▶ [Tekst źródłowy]:
Erotyka bałtycka jest po prostu polską nazwą bardzo rzadkiego i zagrożonego wyginięciem w Polsce i Europie chruścika. Łacińska nazwa tegoż owada wodnego brzmi Erotesis baltica. Nieprawdaż, że piękna nazwa? W entomologii liczne są przedziwne i romantyczne nazwy gatunkowe. Bowiem żeby wymyśleć oryginalne i niepowtarzające się nazwy dla dwudziestu paru tysięcy gatunków owadów Polski trzeba iście poetyckiej fantazji.
I naukowcy ją mają!

▶ [Polecenia do ćwiczenia]:
(a) Jak brzmi łacińska nazwa chruścika, o którym mówi tekst o erotyce bałtyckiej?
(b) Dopisz dalszy ciąg tekstu o erotyce bałtyckiej, zaczynając tuż po jego ostatnim zdaniu.
Poniższe wiersze nie mają tu żadnego znaczenia.

▶ [Wyodrębnione dane]:
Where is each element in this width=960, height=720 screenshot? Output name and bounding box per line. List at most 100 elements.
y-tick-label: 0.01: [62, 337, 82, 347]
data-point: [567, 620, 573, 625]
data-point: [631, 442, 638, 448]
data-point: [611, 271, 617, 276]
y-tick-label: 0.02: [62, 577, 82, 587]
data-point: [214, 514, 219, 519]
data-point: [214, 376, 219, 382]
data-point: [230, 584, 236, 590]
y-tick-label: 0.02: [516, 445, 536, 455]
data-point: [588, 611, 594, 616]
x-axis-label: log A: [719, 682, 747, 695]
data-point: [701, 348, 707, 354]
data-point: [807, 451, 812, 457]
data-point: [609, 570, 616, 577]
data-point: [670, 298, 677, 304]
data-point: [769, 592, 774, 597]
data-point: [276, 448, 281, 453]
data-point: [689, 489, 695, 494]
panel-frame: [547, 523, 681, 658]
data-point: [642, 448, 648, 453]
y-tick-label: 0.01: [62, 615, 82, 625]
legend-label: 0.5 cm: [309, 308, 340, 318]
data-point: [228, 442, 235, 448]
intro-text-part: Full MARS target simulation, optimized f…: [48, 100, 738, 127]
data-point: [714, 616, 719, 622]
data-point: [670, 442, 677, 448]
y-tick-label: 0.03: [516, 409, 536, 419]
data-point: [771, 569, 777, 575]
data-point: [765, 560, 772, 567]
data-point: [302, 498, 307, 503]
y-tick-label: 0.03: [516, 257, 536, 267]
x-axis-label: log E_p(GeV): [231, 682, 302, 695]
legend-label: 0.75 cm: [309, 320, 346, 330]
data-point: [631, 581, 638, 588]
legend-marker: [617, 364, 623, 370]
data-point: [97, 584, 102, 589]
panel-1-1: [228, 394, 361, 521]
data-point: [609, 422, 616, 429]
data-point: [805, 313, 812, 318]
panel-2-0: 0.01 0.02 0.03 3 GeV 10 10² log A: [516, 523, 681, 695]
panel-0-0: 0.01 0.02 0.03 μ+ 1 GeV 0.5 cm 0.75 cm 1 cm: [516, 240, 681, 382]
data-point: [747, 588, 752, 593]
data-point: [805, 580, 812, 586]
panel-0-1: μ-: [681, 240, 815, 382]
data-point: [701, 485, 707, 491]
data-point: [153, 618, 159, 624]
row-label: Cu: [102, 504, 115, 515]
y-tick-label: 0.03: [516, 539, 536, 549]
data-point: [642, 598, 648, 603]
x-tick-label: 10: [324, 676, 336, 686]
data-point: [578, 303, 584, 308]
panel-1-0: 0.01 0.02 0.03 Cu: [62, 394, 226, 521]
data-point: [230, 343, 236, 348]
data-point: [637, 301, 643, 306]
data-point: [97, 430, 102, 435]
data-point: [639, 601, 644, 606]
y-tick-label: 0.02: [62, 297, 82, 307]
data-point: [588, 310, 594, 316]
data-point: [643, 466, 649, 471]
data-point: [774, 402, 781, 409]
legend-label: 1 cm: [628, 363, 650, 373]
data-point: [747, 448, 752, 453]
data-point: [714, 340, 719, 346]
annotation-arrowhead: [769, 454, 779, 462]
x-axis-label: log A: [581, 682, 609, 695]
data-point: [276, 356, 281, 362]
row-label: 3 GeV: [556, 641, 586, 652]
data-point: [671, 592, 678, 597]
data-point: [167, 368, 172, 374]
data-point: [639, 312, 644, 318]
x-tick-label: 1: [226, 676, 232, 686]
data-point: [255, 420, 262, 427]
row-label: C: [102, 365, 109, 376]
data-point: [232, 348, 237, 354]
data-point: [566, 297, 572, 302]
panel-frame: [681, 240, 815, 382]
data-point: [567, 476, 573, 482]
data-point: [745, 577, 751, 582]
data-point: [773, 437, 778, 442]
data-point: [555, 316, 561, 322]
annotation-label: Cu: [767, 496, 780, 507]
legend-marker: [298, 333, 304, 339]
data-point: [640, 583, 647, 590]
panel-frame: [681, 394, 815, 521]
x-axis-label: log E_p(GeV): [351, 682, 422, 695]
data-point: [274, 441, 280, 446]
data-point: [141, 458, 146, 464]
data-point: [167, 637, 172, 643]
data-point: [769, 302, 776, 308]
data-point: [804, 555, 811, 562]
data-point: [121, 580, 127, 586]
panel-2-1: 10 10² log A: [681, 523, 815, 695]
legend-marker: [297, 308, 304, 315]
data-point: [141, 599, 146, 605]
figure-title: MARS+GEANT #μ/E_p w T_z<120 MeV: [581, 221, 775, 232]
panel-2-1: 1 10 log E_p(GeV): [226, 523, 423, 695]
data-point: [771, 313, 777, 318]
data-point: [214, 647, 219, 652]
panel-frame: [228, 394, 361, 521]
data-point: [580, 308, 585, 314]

▶ [Wyniki ćwiczenia]:
(a) Erotesis baltica.

(b)
Olsztyn chlubi się licznymi jeziorami. Cóż jednak z tego, kiedy nie dbamy o te najcenniejsze? Nie wszystkie jeziora są jednakowe. Niektóre są unikalne, tak jak wartościowa i unikalna bywa stara porcelana. Jak się zniszczy, to nie jest już do odzyskania (ewentualna renowacja jest kosztowna – tak jak kosztowna jest rekultywacja jezior). Najlepiej więc postawić taką zabytkową filiżankę w gablocie lub oszklonej witrynce i podziwiać. Cieszyć się jej widokiem i samym istnieniem. Natomiast na co dzień używać zwykłych szklanek i kubków. Bo jak się zbije to łatwo nabyć nowe naczynie. Nieprawdaż, że to rozsądne postępowanie?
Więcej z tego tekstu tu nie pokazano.